Extracted records

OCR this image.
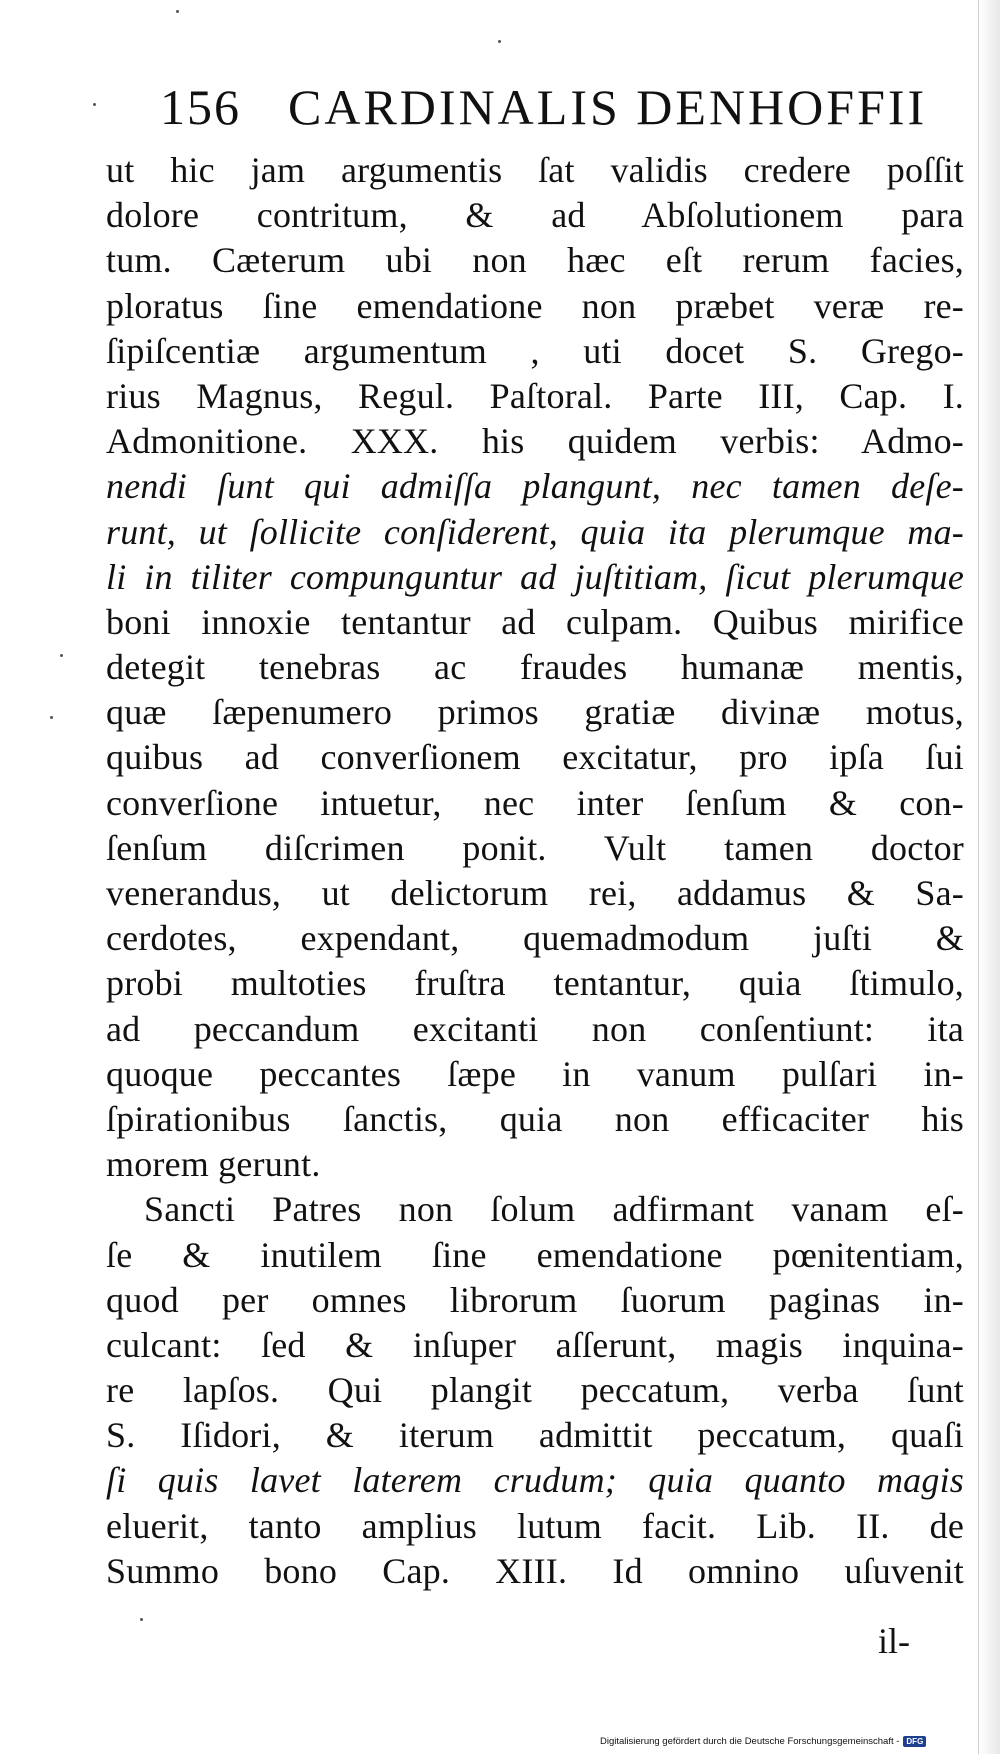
156 CARDINALIS DENHOFFII
ut hic jam argumentis ſat validis credere poſſit
dolore contritum, & ad Abſolutionem para
tum. Cæterum ubi non hæc eſt rerum facies,
ploratus ſine emendatione non præbet veræ re-
ſipiſcentiæ argumentum , uti docet S. Grego-
rius Magnus, Regul. Paſtoral. Parte III, Cap. I.
Admonitione. XXX. his quidem verbis: Admo-
nendi ſunt qui admiſſa plangunt, nec tamen deſe-
runt, ut ſollicite conſiderent, quia ita plerumque ma-
li in tiliter compunguntur ad juſtitiam, ſicut plerumque
boni innoxie tentantur ad culpam. Quibus mirifice
detegit tenebras ac fraudes humanæ mentis,
quæ ſæpenumero primos gratiæ divinæ motus,
quibus ad converſionem excitatur, pro ipſa ſui
converſione intuetur, nec inter ſenſum & con-
ſenſum diſcrimen ponit. Vult tamen doctor
venerandus, ut delictorum rei, addamus & Sa-
cerdotes, expendant, quemadmodum juſti &
probi multoties fruſtra tentantur, quia ſtimulo,
ad peccandum excitanti non conſentiunt: ita
quoque peccantes ſæpe in vanum pulſari in-
ſpirationibus ſanctis, quia non efficaciter his
morem gerunt.
Sancti Patres non ſolum adfirmant vanam eſ-
ſe & inutilem ſine emendatione pœnitentiam,
quod per omnes librorum ſuorum paginas in-
culcant: ſed & inſuper aſſerunt, magis inquina-
re lapſos. Qui plangit peccatum, verba ſunt
S. Iſidori, & iterum admittit peccatum, quaſi
ſi quis lavet laterem crudum; quia quanto magis
eluerit, tanto amplius lutum facit. Lib. II. de
Summo bono Cap. XIII. Id omnino uſuvenit
il-
Digitalisierung gefördert durch die Deutsche Forschungsgemeinschaft - DFG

§ **Problem statement**: Every entry must be transcribed exactly. Pictures do not belong in the copy.

§ **Reply to the task**:
OCR this image.
156 CARDINALIS DENHOFFII
ut hic jam argumentis ſat validis credere poſſit
dolore contritum, & ad Abſolutionem para
tum. Cæterum ubi non hæc eſt rerum facies,
ploratus ſine emendatione non præbet veræ re-
ſipiſcentiæ argumentum , uti docet S. Grego-
rius Magnus, Regul. Paſtoral. Parte III, Cap. I.
Admonitione. XXX. his quidem verbis: Admo-
nendi ſunt qui admiſſa plangunt, nec tamen deſe-
runt, ut ſollicite conſiderent, quia ita plerumque ma-
li in tiliter compunguntur ad juſtitiam, ſicut plerumque
boni innoxie tentantur ad culpam. Quibus mirifice
detegit tenebras ac fraudes humanæ mentis,
quæ ſæpenumero primos gratiæ divinæ motus,
quibus ad converſionem excitatur, pro ipſa ſui
converſione intuetur, nec inter ſenſum & con-
ſenſum diſcrimen ponit. Vult tamen doctor
venerandus, ut delictorum rei, addamus & Sa-
cerdotes, expendant, quemadmodum juſti &
probi multoties fruſtra tentantur, quia ſtimulo,
ad peccandum excitanti non conſentiunt: ita
quoque peccantes ſæpe in vanum pulſari in-
ſpirationibus ſanctis, quia non efficaciter his
morem gerunt.
Sancti Patres non ſolum adfirmant vanam eſ-
ſe & inutilem ſine emendatione pœnitentiam,
quod per omnes librorum ſuorum paginas in-
culcant: ſed & inſuper aſſerunt, magis inquina-
re lapſos. Qui plangit peccatum, verba ſunt
S. Iſidori, & iterum admittit peccatum, quaſi
ſi quis lavet laterem crudum; quia quanto magis
eluerit, tanto amplius lutum facit. Lib. II. de
Summo bono Cap. XIII. Id omnino uſuvenit
il-
Digitalisierung gefördert durch die Deutsche Forschungsgemeinschaft - DFG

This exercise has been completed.